**Input**

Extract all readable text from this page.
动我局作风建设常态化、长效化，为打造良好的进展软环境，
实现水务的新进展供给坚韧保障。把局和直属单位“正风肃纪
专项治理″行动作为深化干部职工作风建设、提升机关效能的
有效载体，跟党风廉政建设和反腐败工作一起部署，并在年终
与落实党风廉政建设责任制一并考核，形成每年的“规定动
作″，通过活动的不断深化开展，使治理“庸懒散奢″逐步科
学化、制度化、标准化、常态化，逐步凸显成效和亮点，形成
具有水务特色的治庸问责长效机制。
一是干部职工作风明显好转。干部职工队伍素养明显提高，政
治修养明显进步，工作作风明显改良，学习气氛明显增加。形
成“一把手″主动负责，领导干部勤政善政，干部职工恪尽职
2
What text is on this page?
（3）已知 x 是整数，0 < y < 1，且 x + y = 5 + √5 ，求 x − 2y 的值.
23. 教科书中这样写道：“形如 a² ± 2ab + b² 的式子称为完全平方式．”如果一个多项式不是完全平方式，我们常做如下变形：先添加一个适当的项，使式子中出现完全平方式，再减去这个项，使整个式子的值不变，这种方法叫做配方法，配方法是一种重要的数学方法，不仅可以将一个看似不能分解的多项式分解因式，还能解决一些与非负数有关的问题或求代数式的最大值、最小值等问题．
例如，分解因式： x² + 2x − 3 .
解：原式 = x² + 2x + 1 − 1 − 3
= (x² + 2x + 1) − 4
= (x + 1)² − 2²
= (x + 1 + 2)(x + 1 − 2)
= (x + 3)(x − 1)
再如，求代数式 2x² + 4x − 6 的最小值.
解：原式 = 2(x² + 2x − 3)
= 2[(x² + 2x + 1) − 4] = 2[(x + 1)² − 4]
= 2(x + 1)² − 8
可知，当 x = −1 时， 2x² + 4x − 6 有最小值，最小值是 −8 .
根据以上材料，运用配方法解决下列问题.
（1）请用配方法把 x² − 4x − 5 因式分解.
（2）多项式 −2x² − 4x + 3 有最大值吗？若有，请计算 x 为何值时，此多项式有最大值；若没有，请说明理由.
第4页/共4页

**Objective**
Print the material above once more, exactly.

**Result of this task**
Extract all readable text from this page.
动我局作风建设常态化、长效化，为打造良好的进展软环境，
实现水务的新进展供给坚韧保障。把局和直属单位“正风肃纪
专项治理″行动作为深化干部职工作风建设、提升机关效能的
有效载体，跟党风廉政建设和反腐败工作一起部署，并在年终
与落实党风廉政建设责任制一并考核，形成每年的“规定动
作″，通过活动的不断深化开展，使治理“庸懒散奢″逐步科
学化、制度化、标准化、常态化，逐步凸显成效和亮点，形成
具有水务特色的治庸问责长效机制。
一是干部职工作风明显好转。干部职工队伍素养明显提高，政
治修养明显进步，工作作风明显改良，学习气氛明显增加。形
成“一把手″主动负责，领导干部勤政善政，干部职工恪尽职
2
What text is on this page?
（3）已知 x 是整数，0 < y < 1，且 x + y = 5 + √5 ，求 x − 2y 的值.
23. 教科书中这样写道：“形如 a² ± 2ab + b² 的式子称为完全平方式．”如果一个多项式不是完全平方式，我们常做如下变形：先添加一个适当的项，使式子中出现完全平方式，再减去这个项，使整个式子的值不变，这种方法叫做配方法，配方法是一种重要的数学方法，不仅可以将一个看似不能分解的多项式分解因式，还能解决一些与非负数有关的问题或求代数式的最大值、最小值等问题．
例如，分解因式： x² + 2x − 3 .
解：原式 = x² + 2x + 1 − 1 − 3
= (x² + 2x + 1) − 4
= (x + 1)² − 2²
= (x + 1 + 2)(x + 1 − 2)
= (x + 3)(x − 1)
再如，求代数式 2x² + 4x − 6 的最小值.
解：原式 = 2(x² + 2x − 3)
= 2[(x² + 2x + 1) − 4] = 2[(x + 1)² − 4]
= 2(x + 1)² − 8
可知，当 x = −1 时， 2x² + 4x − 6 有最小值，最小值是 −8 .
根据以上材料，运用配方法解决下列问题.
（1）请用配方法把 x² − 4x − 5 因式分解.
（2）多项式 −2x² − 4x + 3 有最大值吗？若有，请计算 x 为何值时，此多项式有最大值；若没有，请说明理由.
第4页/共4页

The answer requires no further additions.